WHAT NEEDS TO BE DONE
Count how many lines of the data below contain the string "comments"; the reply should be that number alone.

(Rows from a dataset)
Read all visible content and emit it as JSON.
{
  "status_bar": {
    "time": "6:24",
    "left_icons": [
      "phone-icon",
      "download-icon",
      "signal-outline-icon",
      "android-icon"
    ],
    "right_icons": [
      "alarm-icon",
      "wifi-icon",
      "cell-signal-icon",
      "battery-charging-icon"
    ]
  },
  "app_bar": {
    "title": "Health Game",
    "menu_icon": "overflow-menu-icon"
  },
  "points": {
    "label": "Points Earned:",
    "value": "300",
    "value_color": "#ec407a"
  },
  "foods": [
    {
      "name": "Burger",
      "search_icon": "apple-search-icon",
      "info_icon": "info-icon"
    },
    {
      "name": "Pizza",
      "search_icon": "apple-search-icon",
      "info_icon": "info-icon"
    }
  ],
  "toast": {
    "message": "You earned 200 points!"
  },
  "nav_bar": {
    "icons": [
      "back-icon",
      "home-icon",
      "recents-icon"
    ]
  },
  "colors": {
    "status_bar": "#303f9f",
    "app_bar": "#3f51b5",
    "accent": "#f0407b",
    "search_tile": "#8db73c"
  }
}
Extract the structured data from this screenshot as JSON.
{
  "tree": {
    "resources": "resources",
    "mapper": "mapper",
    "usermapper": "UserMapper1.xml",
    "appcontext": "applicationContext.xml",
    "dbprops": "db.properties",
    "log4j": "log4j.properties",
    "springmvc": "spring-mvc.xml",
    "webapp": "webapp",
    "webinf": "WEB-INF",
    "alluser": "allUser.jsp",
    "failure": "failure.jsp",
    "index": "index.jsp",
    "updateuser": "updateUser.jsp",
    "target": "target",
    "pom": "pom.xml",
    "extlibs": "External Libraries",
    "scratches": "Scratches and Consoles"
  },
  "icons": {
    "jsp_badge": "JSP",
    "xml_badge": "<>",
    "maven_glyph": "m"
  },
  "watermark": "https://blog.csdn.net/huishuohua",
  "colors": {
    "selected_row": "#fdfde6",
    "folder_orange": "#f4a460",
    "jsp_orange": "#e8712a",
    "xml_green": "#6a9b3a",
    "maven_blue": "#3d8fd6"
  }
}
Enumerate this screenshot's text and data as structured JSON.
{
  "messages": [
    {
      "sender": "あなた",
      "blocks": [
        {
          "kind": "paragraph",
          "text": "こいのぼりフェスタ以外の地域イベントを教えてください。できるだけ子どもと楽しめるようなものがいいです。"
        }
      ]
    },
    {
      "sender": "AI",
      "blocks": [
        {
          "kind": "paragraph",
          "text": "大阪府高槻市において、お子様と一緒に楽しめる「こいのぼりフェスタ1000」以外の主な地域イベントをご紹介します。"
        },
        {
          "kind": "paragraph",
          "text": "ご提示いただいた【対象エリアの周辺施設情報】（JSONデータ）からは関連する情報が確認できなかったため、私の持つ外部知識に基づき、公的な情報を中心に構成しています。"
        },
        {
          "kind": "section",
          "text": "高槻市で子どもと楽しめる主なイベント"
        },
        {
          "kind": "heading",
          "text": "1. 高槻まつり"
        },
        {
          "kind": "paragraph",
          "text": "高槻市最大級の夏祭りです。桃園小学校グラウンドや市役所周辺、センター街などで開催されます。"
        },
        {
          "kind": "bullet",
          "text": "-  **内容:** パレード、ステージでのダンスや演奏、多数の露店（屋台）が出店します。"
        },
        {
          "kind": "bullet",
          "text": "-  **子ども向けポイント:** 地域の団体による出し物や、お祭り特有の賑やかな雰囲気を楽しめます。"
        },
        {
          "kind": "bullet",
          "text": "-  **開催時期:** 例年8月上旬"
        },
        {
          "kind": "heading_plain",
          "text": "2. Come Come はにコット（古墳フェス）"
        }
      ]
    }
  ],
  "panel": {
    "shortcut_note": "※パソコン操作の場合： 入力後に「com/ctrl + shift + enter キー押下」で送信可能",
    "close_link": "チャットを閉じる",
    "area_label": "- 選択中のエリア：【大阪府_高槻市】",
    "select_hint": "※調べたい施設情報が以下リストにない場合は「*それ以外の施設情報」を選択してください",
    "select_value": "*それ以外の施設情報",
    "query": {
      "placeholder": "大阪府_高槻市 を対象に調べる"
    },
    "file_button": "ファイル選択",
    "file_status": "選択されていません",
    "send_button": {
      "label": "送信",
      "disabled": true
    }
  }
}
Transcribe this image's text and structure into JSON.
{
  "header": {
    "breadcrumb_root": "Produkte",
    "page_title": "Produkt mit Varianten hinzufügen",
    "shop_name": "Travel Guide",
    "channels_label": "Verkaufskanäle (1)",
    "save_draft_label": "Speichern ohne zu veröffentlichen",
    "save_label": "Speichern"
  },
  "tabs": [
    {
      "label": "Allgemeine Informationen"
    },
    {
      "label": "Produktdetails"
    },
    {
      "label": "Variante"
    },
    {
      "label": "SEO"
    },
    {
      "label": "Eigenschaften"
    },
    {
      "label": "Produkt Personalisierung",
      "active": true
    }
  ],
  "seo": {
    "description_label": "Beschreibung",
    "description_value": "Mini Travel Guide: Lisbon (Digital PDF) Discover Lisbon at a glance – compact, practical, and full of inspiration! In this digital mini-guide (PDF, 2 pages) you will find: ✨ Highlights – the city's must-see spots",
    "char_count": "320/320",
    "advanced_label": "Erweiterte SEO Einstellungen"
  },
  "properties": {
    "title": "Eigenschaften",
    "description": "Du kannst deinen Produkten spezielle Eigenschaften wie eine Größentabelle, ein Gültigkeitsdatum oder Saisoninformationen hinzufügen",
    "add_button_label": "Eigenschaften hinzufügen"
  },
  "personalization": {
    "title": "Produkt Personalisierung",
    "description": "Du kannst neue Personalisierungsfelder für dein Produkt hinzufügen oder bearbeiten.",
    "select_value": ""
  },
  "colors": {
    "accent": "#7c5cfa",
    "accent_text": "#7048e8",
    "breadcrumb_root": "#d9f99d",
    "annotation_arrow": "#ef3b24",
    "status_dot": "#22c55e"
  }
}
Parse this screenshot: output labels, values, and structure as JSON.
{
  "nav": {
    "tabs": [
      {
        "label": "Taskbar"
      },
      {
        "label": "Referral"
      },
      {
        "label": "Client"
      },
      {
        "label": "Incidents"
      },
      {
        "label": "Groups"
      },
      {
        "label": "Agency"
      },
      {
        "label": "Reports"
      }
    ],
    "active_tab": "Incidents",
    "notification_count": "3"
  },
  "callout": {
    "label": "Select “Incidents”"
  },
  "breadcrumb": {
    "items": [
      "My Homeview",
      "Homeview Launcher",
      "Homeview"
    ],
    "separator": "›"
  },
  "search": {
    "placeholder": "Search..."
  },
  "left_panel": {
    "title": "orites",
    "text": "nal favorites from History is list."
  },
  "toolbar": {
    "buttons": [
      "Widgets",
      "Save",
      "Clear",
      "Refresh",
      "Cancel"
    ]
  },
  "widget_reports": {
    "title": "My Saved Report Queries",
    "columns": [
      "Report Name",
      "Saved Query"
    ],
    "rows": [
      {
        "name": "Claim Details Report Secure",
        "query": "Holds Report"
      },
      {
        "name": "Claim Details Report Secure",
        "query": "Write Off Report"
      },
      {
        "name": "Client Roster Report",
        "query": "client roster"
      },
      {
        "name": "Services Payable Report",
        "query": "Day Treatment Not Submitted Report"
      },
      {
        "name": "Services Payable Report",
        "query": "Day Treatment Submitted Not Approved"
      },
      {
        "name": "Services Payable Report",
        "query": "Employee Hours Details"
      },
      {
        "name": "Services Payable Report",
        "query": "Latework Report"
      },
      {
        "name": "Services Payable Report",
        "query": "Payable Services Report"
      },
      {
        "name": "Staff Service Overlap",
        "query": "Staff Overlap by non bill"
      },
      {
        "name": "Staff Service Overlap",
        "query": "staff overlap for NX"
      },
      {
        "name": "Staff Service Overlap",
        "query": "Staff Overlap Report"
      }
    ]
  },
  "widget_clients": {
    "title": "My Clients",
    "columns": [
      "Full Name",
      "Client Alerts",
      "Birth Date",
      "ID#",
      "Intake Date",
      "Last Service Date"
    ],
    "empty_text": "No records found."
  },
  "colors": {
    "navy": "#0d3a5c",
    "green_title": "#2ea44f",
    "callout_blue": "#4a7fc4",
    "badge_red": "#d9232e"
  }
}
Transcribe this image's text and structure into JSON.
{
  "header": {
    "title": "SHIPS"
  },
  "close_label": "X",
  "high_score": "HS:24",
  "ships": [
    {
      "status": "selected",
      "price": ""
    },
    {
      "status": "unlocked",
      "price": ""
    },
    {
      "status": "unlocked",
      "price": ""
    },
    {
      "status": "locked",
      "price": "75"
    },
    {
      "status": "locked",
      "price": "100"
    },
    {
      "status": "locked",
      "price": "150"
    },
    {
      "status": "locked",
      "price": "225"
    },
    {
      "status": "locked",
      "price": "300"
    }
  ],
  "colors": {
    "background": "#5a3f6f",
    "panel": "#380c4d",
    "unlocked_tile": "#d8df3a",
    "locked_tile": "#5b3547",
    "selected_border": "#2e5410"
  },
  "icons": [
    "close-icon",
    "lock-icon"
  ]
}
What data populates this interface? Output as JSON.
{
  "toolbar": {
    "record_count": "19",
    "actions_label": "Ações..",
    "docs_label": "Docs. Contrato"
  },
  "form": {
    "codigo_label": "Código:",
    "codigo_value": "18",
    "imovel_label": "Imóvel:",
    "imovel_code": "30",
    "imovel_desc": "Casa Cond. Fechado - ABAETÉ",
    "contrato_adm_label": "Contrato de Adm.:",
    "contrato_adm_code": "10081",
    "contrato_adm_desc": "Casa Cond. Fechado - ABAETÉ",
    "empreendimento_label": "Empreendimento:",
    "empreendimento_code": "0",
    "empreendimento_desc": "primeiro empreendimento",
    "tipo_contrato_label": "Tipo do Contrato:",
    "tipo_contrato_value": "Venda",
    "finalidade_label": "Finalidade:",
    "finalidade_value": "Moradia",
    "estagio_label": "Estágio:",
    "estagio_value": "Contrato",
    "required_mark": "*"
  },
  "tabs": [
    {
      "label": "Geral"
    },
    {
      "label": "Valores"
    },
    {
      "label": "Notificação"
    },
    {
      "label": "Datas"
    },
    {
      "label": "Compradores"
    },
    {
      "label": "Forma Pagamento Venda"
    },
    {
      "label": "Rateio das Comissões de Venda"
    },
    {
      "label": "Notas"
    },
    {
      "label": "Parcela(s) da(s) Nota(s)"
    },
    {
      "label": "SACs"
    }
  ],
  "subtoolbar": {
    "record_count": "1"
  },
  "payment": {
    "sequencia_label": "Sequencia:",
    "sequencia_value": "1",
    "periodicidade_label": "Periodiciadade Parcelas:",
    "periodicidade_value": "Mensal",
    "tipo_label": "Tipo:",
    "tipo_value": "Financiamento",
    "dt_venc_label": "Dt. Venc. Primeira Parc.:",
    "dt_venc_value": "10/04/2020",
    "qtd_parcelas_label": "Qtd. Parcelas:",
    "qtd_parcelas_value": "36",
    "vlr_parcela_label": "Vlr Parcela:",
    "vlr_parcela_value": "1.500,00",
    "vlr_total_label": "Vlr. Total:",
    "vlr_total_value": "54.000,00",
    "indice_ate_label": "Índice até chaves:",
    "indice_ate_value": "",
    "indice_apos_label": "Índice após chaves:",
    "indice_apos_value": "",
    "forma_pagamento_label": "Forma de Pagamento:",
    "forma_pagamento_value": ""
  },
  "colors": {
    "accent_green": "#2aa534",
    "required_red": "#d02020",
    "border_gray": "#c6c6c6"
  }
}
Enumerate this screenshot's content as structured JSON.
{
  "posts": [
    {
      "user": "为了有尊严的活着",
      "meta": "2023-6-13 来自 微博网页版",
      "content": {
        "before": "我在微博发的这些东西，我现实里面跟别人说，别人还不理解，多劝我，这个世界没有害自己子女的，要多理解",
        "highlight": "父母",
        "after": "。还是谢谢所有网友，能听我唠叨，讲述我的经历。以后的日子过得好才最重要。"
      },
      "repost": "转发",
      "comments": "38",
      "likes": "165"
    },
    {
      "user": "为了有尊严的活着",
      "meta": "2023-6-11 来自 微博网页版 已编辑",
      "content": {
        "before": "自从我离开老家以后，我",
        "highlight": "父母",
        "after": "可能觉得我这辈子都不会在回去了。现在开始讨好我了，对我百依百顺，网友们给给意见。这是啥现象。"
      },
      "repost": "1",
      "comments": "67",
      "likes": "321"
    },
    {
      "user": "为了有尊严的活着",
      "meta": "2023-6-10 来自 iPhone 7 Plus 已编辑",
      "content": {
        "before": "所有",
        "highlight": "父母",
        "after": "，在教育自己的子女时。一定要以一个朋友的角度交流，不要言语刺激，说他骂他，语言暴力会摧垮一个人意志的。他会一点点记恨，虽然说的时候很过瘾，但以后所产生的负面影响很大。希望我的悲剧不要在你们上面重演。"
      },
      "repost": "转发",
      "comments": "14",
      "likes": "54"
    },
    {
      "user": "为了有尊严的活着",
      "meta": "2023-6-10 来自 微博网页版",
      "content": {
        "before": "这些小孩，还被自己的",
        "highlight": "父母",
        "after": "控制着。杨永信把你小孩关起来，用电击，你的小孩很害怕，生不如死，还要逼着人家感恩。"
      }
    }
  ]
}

REPLY TO THE EXERCISE
3